**Exercise goal**
Look through the records that follow. Copy every line containing the word "odczytu".

**Information supplied**

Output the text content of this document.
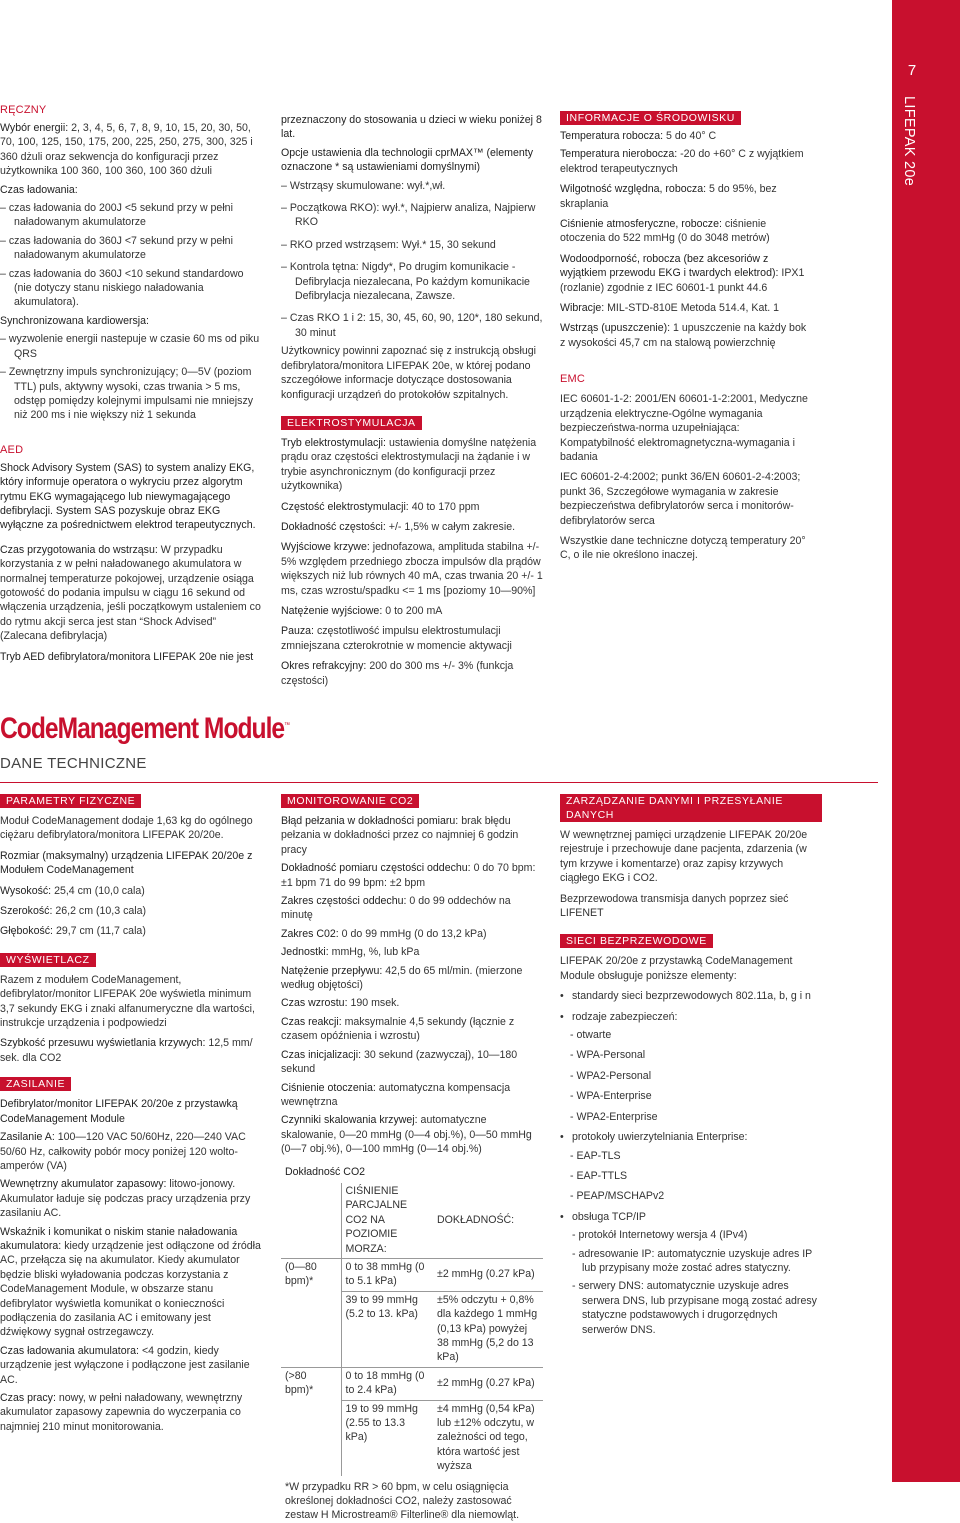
7
LIFEPAK 20e
RĘCZNY
Wybór energii: 2, 3, 4, 5, 6, 7, 8, 9, 10, 15, 20, 30, 50, 70, 100, 125, 150, 175, 200, 225, 250, 275, 300, 325 i 360 dżuli oraz sekwencja do konfiguracji przez użytkownika 100 360, 100 360, 100 360 dżuli
Czas ładowania:
– czas ładowania do 200J <5 sekund przy w pełni naładowanym akumulatorze
– czas ładowania do 360J <7 sekund przy w pełni naładowanym akumulatorze
– czas ładowania do 360J <10 sekund standardowo (nie dotyczy stanu niskiego naładowania akumulatora).
Synchronizowana kardiowersja:
– wyzwolenie energii nastepuje w czasie 60 ms od piku QRS
– Zewnętrzny impuls synchronizujący; 0—5V (poziom TTL) puls, aktywny wysoki, czas trwania > 5 ms, odstęp pomiędzy kolejnymi impulsami nie mniejszy niż 200 ms i nie większy niż 1 sekunda
AED
Shock Advisory System (SAS) to system analizy EKG, który informuje operatora o wykryciu przez algorytm rytmu EKG wymagającego lub niewymagającego defibrylacji. System SAS pozyskuje obraz EKG wyłączne za pośrednictwem elektrod terapeutycznych.
Czas przygotowania do wstrząsu: W przypadku korzystania z w pełni naładowanego akumulatora w normalnej temperaturze pokojowej, urządzenie osiąga gotowość do podania impulsu w ciągu 16 sekund od włączenia urządzenia, jeśli początkowym ustaleniem co do rytmu akcji serca jest stan “Shock Advised” (Zalecana defibrylacja)
Tryb AED defibrylatora/monitora LIFEPAK 20e nie jest
przeznaczony do stosowania u dzieci w wieku poniżej 8 lat.
Opcje ustawienia dla technologii cprMAX™ (elementy oznaczone * są ustawieniami domyślnymi)
– Wstrząsy skumulowane: wył.*,wł.
– Początkowa RKO): wył.*, Najpierw analiza, Najpierw RKO
– RKO przed wstrząsem: Wył.* 15, 30 sekund
– Kontrola tętna: Nigdy*, Po drugim komunikacie - Defibrylacja niezalecana, Po każdym komunikacie Defibrylacja niezalecana, Zawsze.
– Czas RKO 1 i 2: 15, 30, 45, 60, 90, 120*, 180 sekund, 30 minut
Użytkownicy powinni zapoznać się z instrukcją obsługi defibrylatora/monitora LIFEPAK 20e, w której podano szczegółowe informacje dotyczące dostosowania konfiguracji urządzeń do protokołów szpitalnych.
ELEKTROSTYMULACJA
Tryb elektrostymulacji: ustawienia domyślne natężenia prądu oraz częstości elektrostymulacji na żądanie i w trybie asynchronicznym (do konfiguracji przez użytkownika)
Częstość elektrostymulacji: 40 to 170 ppm
Dokładność częstości: +/- 1,5% w całym zakresie.
Wyjściowe krzywe: jednofazowa, amplituda stabilna +/- 5% względem przedniego zbocza impulsów dla prądów większych niż lub równych 40 mA, czas trwania 20 +/- 1 ms, czas wzrostu/spadku <= 1 ms [poziomy 10—90%]
Natężenie wyjściowe: 0 to 200 mA
Pauza: częstotliwość impulsu elektrostumulacji zmniejszana czterokrotnie w momencie aktywacji
Okres refrakcyjny: 200 do 300 ms +/- 3% (funkcja częstości)
INFORMACJE O ŚRODOWISKU
Temperatura robocza: 5 do 40° C
Temperatura nierobocza: -20 do +60° C z wyjątkiem elektrod terapeutycznych
Wilgotność względna, robocza: 5 do 95%, bez skraplania
Ciśnienie atmosferyczne, robocze: ciśnienie otoczenia do 522 mmHg (0 do 3048 metrów)
Wodoodporność, robocza (bez akcesoriów z wyjątkiem przewodu EKG i twardych elektrod): IPX1 (rozlanie) zgodnie z IEC 60601-1 punkt 44.6
Wibracje: MIL-STD-810E Metoda 514.4, Kat. 1
Wstrząs (upuszczenie): 1 upuszczenie na każdy bok z wysokości 45,7 cm na stalową powierzchnię
EMC
IEC 60601-1-2: 2001/EN 60601-1-2:2001, Medyczne urządzenia elektryczne-Ogólne wymagania bezpieczeństwa-norma uzupełniająca: Kompatybilność elektromagnetyczna-wymagania i badania
IEC 60601-2-4:2002; punkt 36/EN 60601-2-4:2003; punkt 36, Szczegółowe wymagania w zakresie bezpieczeństwa defibrylatorów serca i monitorów-defibrylatorów serca
Wszystkie dane techniczne dotyczą temperatury 20° C, o ile nie określono inaczej.
CodeManagement Module™
DANE TECHNICZNE
PARAMETRY FIZYCZNE
Moduł CodeManagement dodaje 1,63 kg do ogólnego ciężaru defibrylatora/monitora LIFEPAK 20/20e.
Rozmiar (maksymalny) urządzenia LIFEPAK 20/20e z Modułem CodeManagement
Wysokość: 25,4 cm (10,0 cala)
Szerokość: 26,2 cm (10,3 cala)
Głębokość: 29,7 cm (11,7 cala)
WYŚWIETLACZ
Razem z modułem CodeManagement, defibrylator/monitor LIFEPAK 20e wyświetla minimum 3,7 sekundy EKG i znaki alfanumeryczne dla wartości, instrukcje urządzenia i podpowiedzi
Szybkość przesuwu wyświetlania krzywych: 12,5 mm/ sek. dla CO2
ZASILANIE
Defibrylator/monitor LIFEPAK 20/20e z przystawką CodeManagement Module
Zasilanie A: 100—120 VAC 50/60Hz, 220—240 VAC 50/60 Hz, całkowity pobór mocy poniżej 120 wolto-amperów (VA)
Wewnętrzny akumulator zapasowy: litowo-jonowy. Akumulator ładuje się podczas pracy urządzenia przy zasilaniu AC.
Wskaźnik i komunikat o niskim stanie naładowania akumulatora: kiedy urządzenie jest odłączone od źródła AC, przełącza się na akumulator. Kiedy akumulator będzie bliski wyładowania podczas korzystania z CodeManagement Module, w obszarze stanu defibrylator wyświetla komunikat o konieczności podłączenia do zasilania AC i emitowany jest dźwiękowy sygnał ostrzegawczy.
Czas ładowania akumulatora: <4 godzin, kiedy urządzenie jest wyłączone i podłączone jest zasilanie AC.
Czas pracy: nowy, w pełni naładowany, wewnętrzny akumulator zapasowy zapewnia do wyczerpania co najmniej 210 minut monitorowania.
MONITOROWANIE CO2
Błąd pełzania w dokładności pomiaru: brak błędu pełzania w dokładności przez co najmniej 6 godzin pracy
Dokładność pomiaru częstości oddechu: 0 do 70 bpm: ±1 bpm 71 do 99 bpm: ±2 bpm
Zakres częstości oddechu: 0 do 99 oddechów na minutę
Zakres C02: 0 do 99 mmHg (0 do 13,2 kPa)
Jednostki: mmHg, %, lub kPa
Natężenie przepływu: 42,5 do 65 ml/min. (mierzone według objętości)
Czas wzrostu: 190 msek.
Czas reakcji: maksymalnie 4,5 sekundy (łącznie z czasem opóźnienia i wzrostu)
Czas inicjalizacji: 30 sekund (zazwyczaj), 10—180 sekund
Ciśnienie otoczenia: automatyczna kompensacja wewnętrzna
Czynniki skalowania krzywej: automatyczne skalowanie, 0—20 mmHg (0—4 obj.%), 0—50 mmHg (0—7 obj.%), 0—100 mmHg (0—14 obj.%)
Dokładność CO2
	CIŚNIENIE PARCJALNE CO2 NA POZIOMIE MORZA:	DOKŁADNOŚĆ:
(0—80 bpm)*	0 to 38 mmHg (0 to 5.1 kPa)	±2 mmHg (0.27 kPa)
	39 to 99 mmHg (5.2 to 13. kPa)	±5% odczytu + 0,8% dla każdego 1 mmHg (0,13 kPa) powyżej 38 mmHg (5,2 do 13 kPa)
(>80 bpm)*	0 to 18 mmHg (0 to 2.4 kPa)	±2 mmHg (0.27 kPa)
	19 to 99 mmHg (2.55 to 13.3 kPa)	±4 mmHg (0,54 kPa) lub ±12% odczytu, w zależności od tego, która wartość jest wyższa
*W przypadku RR > 60 bpm, w celu osiągnięcia określonej dokładności CO2, należy zastosować zestaw H Microstream® Filterline® dla niemowląt.
ZARZĄDZANIE DANYMI I PRZESYŁANIE DANYCH
W wewnętrznej pamięci urządzenie LIFEPAK 20/20e rejestruje i przechowuje dane pacjenta, zdarzenia (w tym krzywe i komentarze) oraz zapisy krzywych ciągłego EKG i CO2.
Bezprzewodowa transmisja danych poprzez sieć LIFENET
SIECI BEZPRZEWODOWE
LIFEPAK 20/20e z przystawką CodeManagement Module obsługuje poniższe elementy:
• standardy sieci bezprzewodowych 802.11a, b, g i n
• rodzaje zabezpieczeń:
- otwarte
- WPA-Personal
- WPA2-Personal
- WPA-Enterprise
- WPA2-Enterprise
• protokoły uwierzytelniania Enterprise:
- EAP-TLS
- EAP-TTLS
- PEAP/MSCHAPv2
• obsługa TCP/IP
- protokół Internetowy wersja 4 (IPv4)
- adresowanie IP: automatycznie uzyskuje adres IP lub przypisany może zostać adres statyczny.
- serwery DNS: automatycznie uzyskuje adres serwera DNS, lub przypisane mogą zostać adresy statyczne podstawowych i drugorzędnych serwerów DNS.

**Output**
	39 to 99 mmHg (5.2 to 13. kPa)	±5% odczytu + 0,8% dla każdego 1 mmHg (0,13 kPa) powyżej 38 mmHg (5,2 do 13 kPa)
	19 to 99 mmHg (2.55 to 13.3 kPa)	±4 mmHg (0,54 kPa) lub ±12% odczytu, w zależności od tego, która wartość jest wyższa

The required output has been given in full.